Task objective: Copy each line below that includes "text".

* Start Extracted data *

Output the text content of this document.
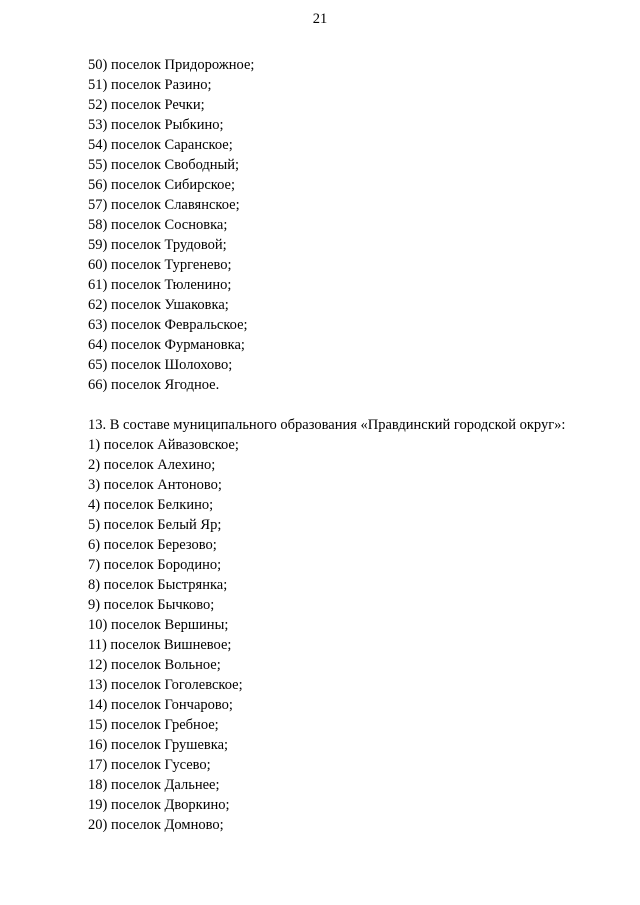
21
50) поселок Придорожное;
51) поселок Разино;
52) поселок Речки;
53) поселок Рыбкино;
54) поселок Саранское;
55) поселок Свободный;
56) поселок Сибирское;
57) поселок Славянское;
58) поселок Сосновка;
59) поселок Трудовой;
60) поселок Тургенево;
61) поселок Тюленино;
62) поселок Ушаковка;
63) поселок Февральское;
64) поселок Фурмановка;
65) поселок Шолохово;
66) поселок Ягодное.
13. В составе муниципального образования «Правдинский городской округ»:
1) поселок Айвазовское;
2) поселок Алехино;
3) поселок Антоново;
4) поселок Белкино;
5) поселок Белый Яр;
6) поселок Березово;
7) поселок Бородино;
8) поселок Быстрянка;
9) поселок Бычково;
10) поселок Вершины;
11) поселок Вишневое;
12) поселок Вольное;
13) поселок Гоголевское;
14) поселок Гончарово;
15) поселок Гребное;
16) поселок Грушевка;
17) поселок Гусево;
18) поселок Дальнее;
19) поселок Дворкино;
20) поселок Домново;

* End Extracted data *
* Start Extracted data *

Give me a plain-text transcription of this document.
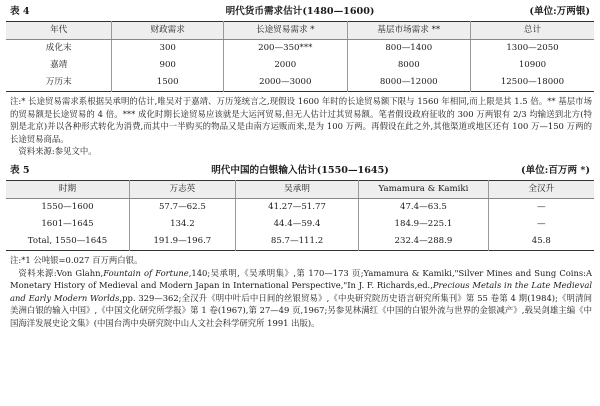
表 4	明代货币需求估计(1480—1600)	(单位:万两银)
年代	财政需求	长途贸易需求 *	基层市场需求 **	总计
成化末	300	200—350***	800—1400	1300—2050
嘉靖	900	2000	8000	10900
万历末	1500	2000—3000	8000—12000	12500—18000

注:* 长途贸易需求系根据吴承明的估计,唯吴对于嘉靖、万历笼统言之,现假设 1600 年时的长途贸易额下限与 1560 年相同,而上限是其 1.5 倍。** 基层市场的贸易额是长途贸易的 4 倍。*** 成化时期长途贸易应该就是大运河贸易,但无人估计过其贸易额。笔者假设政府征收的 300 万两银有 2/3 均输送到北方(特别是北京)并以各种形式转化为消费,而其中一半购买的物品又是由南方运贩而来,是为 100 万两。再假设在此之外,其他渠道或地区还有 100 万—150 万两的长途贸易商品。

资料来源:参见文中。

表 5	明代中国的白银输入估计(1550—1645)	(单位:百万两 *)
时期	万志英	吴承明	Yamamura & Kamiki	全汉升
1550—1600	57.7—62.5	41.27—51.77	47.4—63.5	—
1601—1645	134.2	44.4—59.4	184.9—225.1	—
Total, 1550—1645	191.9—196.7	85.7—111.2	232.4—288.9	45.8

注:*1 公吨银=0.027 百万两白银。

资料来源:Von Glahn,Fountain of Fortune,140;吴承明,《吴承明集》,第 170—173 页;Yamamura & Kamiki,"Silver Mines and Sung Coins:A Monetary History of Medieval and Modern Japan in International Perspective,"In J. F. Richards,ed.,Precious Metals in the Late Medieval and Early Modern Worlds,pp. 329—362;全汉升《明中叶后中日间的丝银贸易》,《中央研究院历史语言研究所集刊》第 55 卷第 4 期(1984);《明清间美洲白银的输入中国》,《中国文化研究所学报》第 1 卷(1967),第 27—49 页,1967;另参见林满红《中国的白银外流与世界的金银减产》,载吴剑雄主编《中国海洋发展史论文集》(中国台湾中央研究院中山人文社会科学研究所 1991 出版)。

* End Extracted data *
* Start Extracted data *

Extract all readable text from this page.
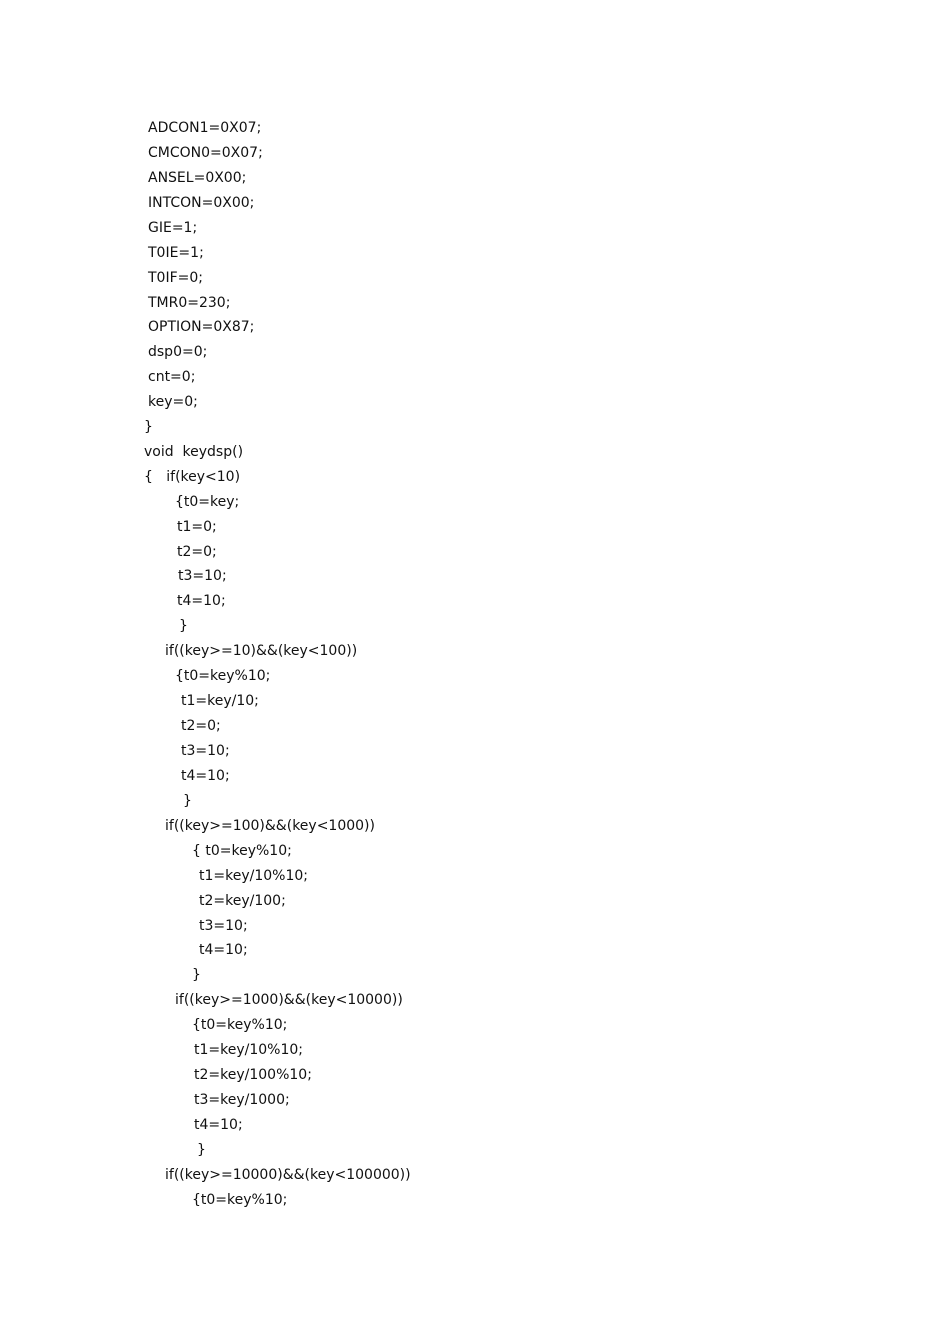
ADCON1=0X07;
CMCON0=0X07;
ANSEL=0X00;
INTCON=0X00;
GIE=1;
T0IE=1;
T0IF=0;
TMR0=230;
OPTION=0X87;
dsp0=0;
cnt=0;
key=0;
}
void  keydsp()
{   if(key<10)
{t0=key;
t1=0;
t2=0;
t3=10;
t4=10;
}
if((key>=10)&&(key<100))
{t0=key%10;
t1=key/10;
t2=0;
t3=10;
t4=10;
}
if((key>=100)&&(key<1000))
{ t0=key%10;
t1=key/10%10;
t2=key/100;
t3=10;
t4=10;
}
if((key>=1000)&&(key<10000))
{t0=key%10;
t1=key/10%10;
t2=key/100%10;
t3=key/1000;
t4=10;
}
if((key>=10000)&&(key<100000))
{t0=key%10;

* End Extracted data *

The result:
Output the text content of this document.
Give me a plain-text transcription of this document.
Extract all readable text from this page.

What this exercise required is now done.